■ Work required:
Here are records with pictures in them. Copy all of them exactly and leave the pictures out.

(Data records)
══════════════════════════════
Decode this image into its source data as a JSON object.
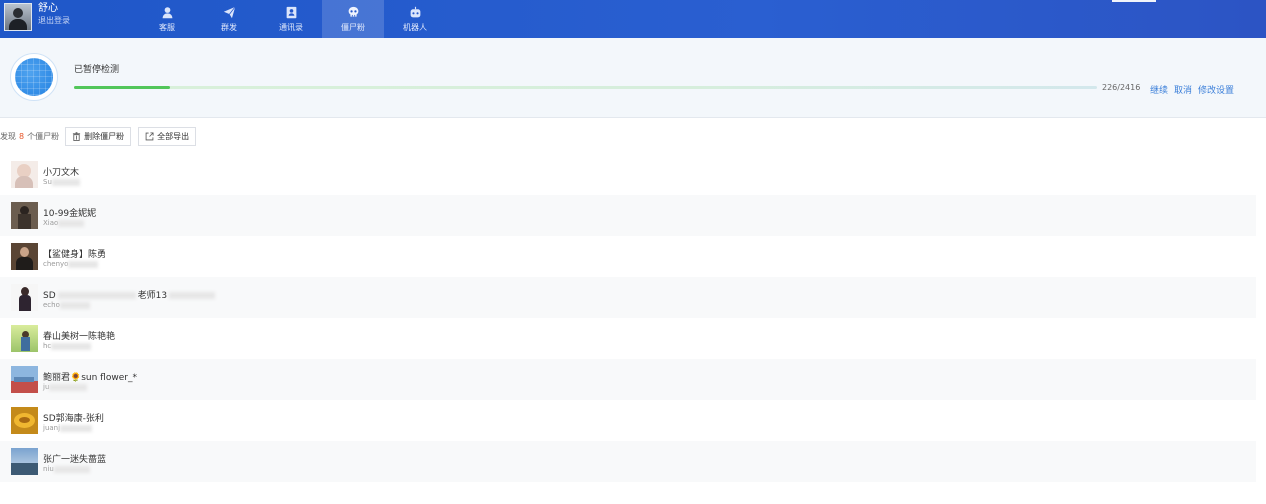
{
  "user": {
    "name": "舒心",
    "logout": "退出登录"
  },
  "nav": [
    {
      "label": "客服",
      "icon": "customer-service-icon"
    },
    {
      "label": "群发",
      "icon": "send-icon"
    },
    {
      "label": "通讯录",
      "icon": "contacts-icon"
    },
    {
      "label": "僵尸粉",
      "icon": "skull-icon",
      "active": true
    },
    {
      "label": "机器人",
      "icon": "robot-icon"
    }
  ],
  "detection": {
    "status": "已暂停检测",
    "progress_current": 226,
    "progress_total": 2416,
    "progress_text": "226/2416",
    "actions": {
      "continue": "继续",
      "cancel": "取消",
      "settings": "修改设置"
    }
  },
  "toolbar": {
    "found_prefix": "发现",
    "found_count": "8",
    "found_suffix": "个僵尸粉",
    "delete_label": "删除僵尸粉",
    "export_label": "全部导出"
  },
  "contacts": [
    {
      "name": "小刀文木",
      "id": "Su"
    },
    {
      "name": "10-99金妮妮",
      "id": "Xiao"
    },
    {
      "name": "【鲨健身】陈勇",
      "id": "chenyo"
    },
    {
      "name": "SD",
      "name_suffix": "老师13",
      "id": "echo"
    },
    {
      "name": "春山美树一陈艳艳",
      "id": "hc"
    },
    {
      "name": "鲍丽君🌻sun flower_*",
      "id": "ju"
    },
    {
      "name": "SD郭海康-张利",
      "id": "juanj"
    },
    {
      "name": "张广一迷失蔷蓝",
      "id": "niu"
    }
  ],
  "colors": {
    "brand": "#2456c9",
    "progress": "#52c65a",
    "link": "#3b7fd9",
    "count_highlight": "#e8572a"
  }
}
══════════════════════════════
■ Output of the exercise:
Decode this image into its source data as a JSON object.
{
  "user": {
    "name": "舒心",
    "logout": "退出登录"
  },
  "nav": [
    {
      "label": "客服",
      "icon": "customer-service-icon"
    },
    {
      "label": "群发",
      "icon": "send-icon"
    },
    {
      "label": "通讯录",
      "icon": "contacts-icon"
    },
    {
      "label": "僵尸粉",
      "icon": "skull-icon",
      "active": true
    },
    {
      "label": "机器人",
      "icon": "robot-icon"
    }
  ],
  "detection": {
    "status": "已暂停检测",
    "progress_current": 226,
    "progress_total": 2416,
    "progress_text": "226/2416",
    "actions": {
      "continue": "继续",
      "cancel": "取消",
      "settings": "修改设置"
    }
  },
  "toolbar": {
    "found_prefix": "发现",
    "found_count": "8",
    "found_suffix": "个僵尸粉",
    "delete_label": "删除僵尸粉",
    "export_label": "全部导出"
  },
  "contacts": [
    {
      "name": "小刀文木",
      "id": "Su"
    },
    {
      "name": "10-99金妮妮",
      "id": "Xiao"
    },
    {
      "name": "【鲨健身】陈勇",
      "id": "chenyo"
    },
    {
      "name": "SD",
      "name_suffix": "老师13",
      "id": "echo"
    },
    {
      "name": "春山美树一陈艳艳",
      "id": "hc"
    },
    {
      "name": "鲍丽君🌻sun flower_*",
      "id": "ju"
    },
    {
      "name": "SD郭海康-张利",
      "id": "juanj"
    },
    {
      "name": "张广一迷失蔷蓝",
      "id": "niu"
    }
  ],
  "colors": {
    "brand": "#2456c9",
    "progress": "#52c65a",
    "link": "#3b7fd9",
    "count_highlight": "#e8572a"
  }
}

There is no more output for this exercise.